__Exercise instructions__: Every record should be copied exactly, except that pictures are to be omitted.

__Entries shown__:

....

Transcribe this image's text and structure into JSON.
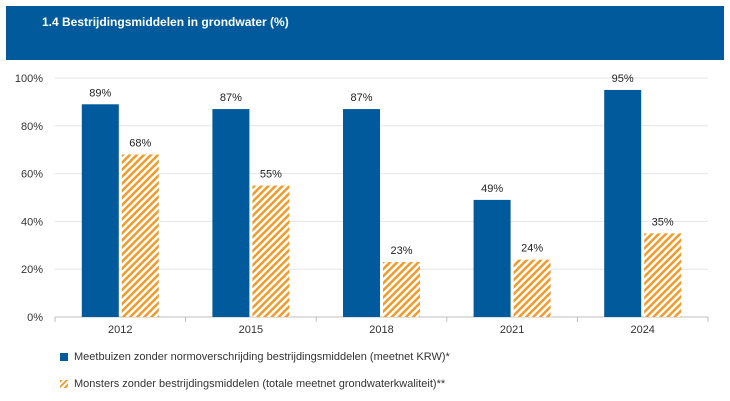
{
  "header": {
    "title": "1.4 Bestrijdingsmiddelen in grondwater (%)"
  },
  "colors": {
    "header_bg": "#005a9c",
    "series_1": "#005a9c",
    "series_2": "#f39a2a"
  },
  "chart_data": {
    "type": "bar",
    "title": "1.4 Bestrijdingsmiddelen in grondwater (%)",
    "categories": [
      "2012",
      "2015",
      "2018",
      "2021",
      "2024"
    ],
    "series": [
      {
        "name": "Meetbuizen zonder normoverschrijding bestrijdingsmiddelen (meetnet KRW)*",
        "values": [
          89,
          87,
          87,
          49,
          95
        ],
        "labels": [
          "89%",
          "87%",
          "87%",
          "49%",
          "95%"
        ],
        "fill": "solid"
      },
      {
        "name": "Monsters zonder bestrijdingsmiddelen (totale meetnet grondwaterkwaliteit)**",
        "values": [
          68,
          55,
          23,
          24,
          35
        ],
        "labels": [
          "68%",
          "55%",
          "23%",
          "24%",
          "35%"
        ],
        "fill": "hatched"
      }
    ],
    "ylim": [
      0,
      100
    ],
    "yticks": [
      "0%",
      "20%",
      "40%",
      "60%",
      "80%",
      "100%"
    ],
    "ytick_values": [
      0,
      20,
      40,
      60,
      80,
      100
    ],
    "grid": true,
    "legend_position": "bottom-left"
  }
}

....

__Result of this task__:
Transcribe this image's text and structure into JSON.
{
  "header": {
    "title": "1.4 Bestrijdingsmiddelen in grondwater (%)"
  },
  "colors": {
    "header_bg": "#005a9c",
    "series_1": "#005a9c",
    "series_2": "#f39a2a"
  },
  "chart_data": {
    "type": "bar",
    "title": "1.4 Bestrijdingsmiddelen in grondwater (%)",
    "categories": [
      "2012",
      "2015",
      "2018",
      "2021",
      "2024"
    ],
    "series": [
      {
        "name": "Meetbuizen zonder normoverschrijding bestrijdingsmiddelen (meetnet KRW)*",
        "values": [
          89,
          87,
          87,
          49,
          95
        ],
        "labels": [
          "89%",
          "87%",
          "87%",
          "49%",
          "95%"
        ],
        "fill": "solid"
      },
      {
        "name": "Monsters zonder bestrijdingsmiddelen (totale meetnet grondwaterkwaliteit)**",
        "values": [
          68,
          55,
          23,
          24,
          35
        ],
        "labels": [
          "68%",
          "55%",
          "23%",
          "24%",
          "35%"
        ],
        "fill": "hatched"
      }
    ],
    "ylim": [
      0,
      100
    ],
    "yticks": [
      "0%",
      "20%",
      "40%",
      "60%",
      "80%",
      "100%"
    ],
    "ytick_values": [
      0,
      20,
      40,
      60,
      80,
      100
    ],
    "grid": true,
    "legend_position": "bottom-left"
  }
}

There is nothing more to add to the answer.